> [Problem to work on]:
From the entries below, tally how many lines contain "souhaite" and report only that figure.

# # # #

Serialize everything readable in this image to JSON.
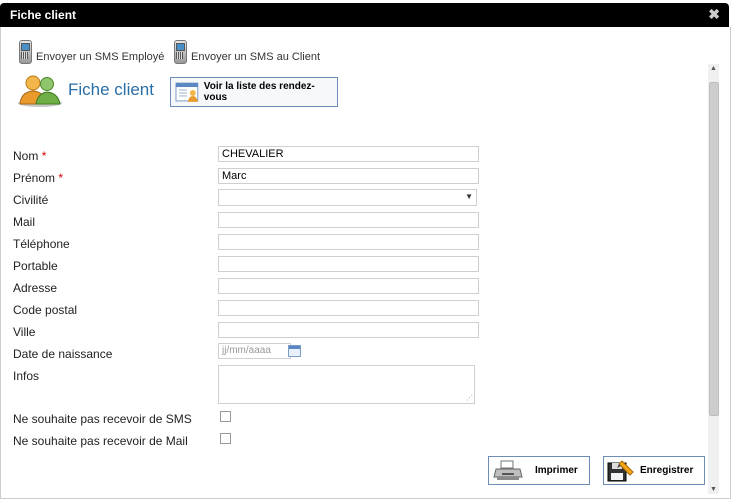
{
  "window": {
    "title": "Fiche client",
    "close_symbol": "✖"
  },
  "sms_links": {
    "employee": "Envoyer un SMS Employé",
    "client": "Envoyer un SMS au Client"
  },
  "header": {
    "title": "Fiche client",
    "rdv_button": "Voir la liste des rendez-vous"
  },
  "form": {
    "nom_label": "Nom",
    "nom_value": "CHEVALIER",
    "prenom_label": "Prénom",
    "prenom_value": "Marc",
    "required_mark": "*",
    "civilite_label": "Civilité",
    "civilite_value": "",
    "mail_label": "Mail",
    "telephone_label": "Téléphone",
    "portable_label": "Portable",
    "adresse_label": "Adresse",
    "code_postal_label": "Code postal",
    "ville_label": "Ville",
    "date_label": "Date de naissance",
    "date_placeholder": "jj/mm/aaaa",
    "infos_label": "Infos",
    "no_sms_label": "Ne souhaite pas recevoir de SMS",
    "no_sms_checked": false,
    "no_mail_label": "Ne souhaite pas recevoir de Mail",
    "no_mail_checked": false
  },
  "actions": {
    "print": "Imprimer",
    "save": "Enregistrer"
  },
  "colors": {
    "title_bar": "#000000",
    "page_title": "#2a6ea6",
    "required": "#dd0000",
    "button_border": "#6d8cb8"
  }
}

# # # #

> [Reply]:
2